▶ Goal
Copy out the items word for word, from the line containing "Patent image size: (1106, 778)." through the end of the items, including both ends.

(Recorded data)
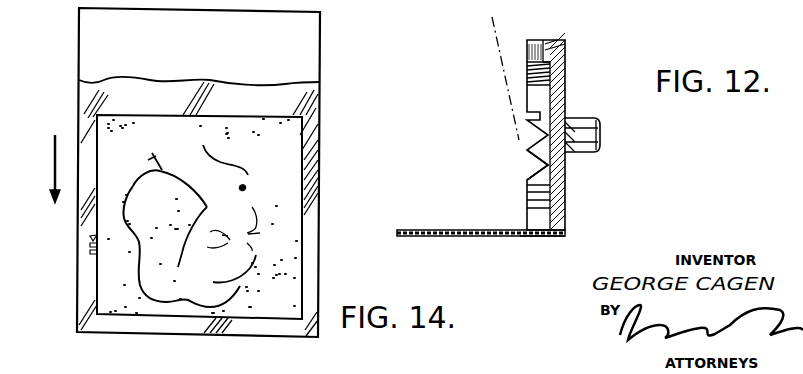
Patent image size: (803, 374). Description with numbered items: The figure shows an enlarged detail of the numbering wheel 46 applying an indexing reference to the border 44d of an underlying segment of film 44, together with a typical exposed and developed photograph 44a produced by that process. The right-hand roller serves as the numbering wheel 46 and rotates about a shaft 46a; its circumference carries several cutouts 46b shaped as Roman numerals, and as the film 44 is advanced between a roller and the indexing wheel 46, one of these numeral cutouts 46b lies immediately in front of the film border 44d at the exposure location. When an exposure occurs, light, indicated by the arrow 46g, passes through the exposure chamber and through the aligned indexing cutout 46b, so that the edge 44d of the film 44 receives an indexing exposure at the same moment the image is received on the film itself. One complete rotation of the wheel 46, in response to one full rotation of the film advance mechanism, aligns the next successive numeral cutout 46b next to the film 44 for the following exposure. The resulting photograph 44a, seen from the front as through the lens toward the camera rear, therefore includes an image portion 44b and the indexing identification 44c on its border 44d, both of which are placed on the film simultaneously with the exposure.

In FIG. 14, the film 44 is at (310, 50).
In FIG. 12, the film 44 is at (415, 230).
In FIG. 14, the photograph 44a is at (312, 72).
In FIG. 14, the image portion 44b is at (290, 160).
In FIG. 14, the indexing identification 44c is at (93, 238).
In FIG. 14, the film border 44d is at (312, 210).
In FIG. 12, the film border 44d is at (553, 237).
In FIG. 12, the numbering wheel 46 is at (563, 62).
In FIG. 12, the shaft 46a is at (598, 135).
In FIG. 12, the cutouts 46b is at (540, 228).
In FIG. 12, the light arrow 46g is at (495, 33).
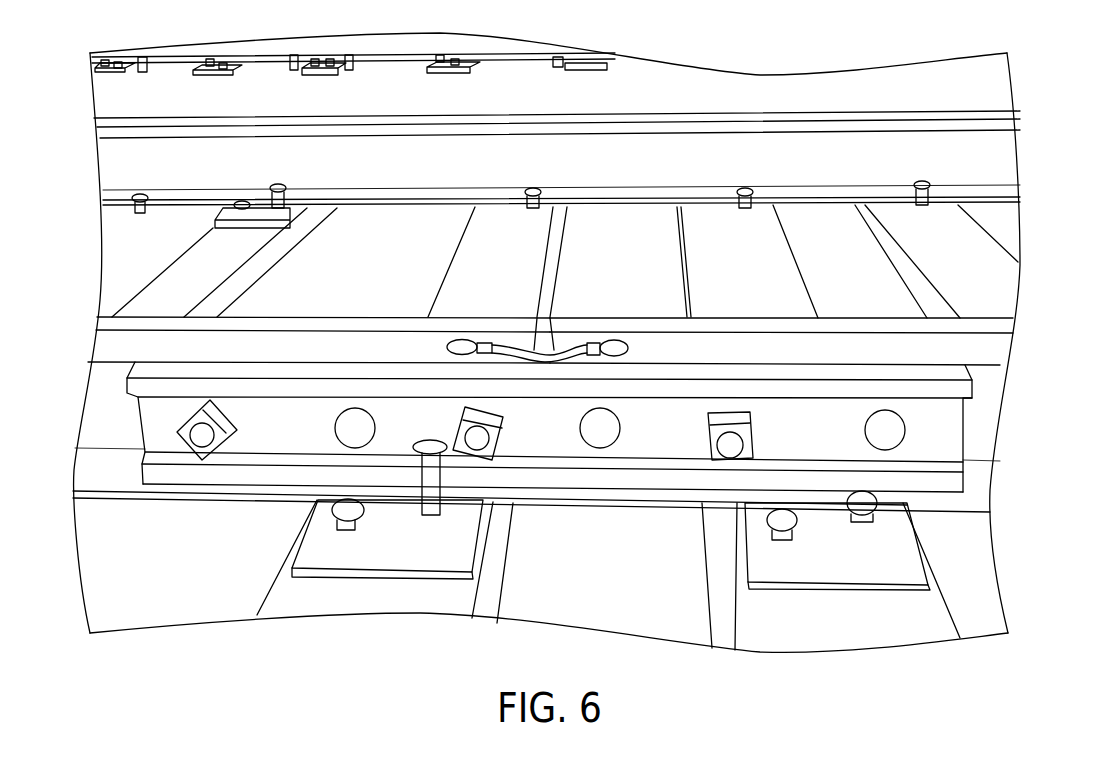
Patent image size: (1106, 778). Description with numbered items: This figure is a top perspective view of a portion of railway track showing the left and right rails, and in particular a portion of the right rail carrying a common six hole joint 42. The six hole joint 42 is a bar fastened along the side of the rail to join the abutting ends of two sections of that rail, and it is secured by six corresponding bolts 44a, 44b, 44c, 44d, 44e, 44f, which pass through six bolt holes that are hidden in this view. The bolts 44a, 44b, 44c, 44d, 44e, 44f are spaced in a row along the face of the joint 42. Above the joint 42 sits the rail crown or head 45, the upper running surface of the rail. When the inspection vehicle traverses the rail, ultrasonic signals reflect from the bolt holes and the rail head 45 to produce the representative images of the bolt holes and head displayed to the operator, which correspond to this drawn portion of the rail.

The six hole joint 42 is at (847, 387).
The bolt 44a is at (202, 440).
The bolt 44b is at (355, 432).
The bolt 44c is at (477, 440).
The bolt 44d is at (600, 430).
The bolt 44e is at (730, 445).
The bolt 44f is at (885, 432).
The rail crown or head 45 is at (557, 350).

▶ Expected answer
Patent image size: (1106, 778). Description with numbered items: This figure is a top perspective view of a portion of railway track showing the left and right rails, and in particular a portion of the right rail carrying a common six hole joint 42. The six hole joint 42 is a bar fastened along the side of the rail to join the abutting ends of two sections of that rail, and it is secured by six corresponding bolts 44a, 44b, 44c, 44d, 44e, 44f, which pass through six bolt holes that are hidden in this view. The bolts 44a, 44b, 44c, 44d, 44e, 44f are spaced in a row along the face of the joint 42. Above the joint 42 sits the rail crown or head 45, the upper running surface of the rail. When the inspection vehicle traverses the rail, ultrasonic signals reflect from the bolt holes and the rail head 45 to produce the representative images of the bolt holes and head displayed to the operator, which correspond to this drawn portion of the rail.

The six hole joint 42 is at (847, 387).
The bolt 44a is at (202, 440).
The bolt 44b is at (355, 432).
The bolt 44c is at (477, 440).
The bolt 44d is at (600, 430).
The bolt 44e is at (730, 445).
The bolt 44f is at (885, 432).
The rail crown or head 45 is at (557, 350).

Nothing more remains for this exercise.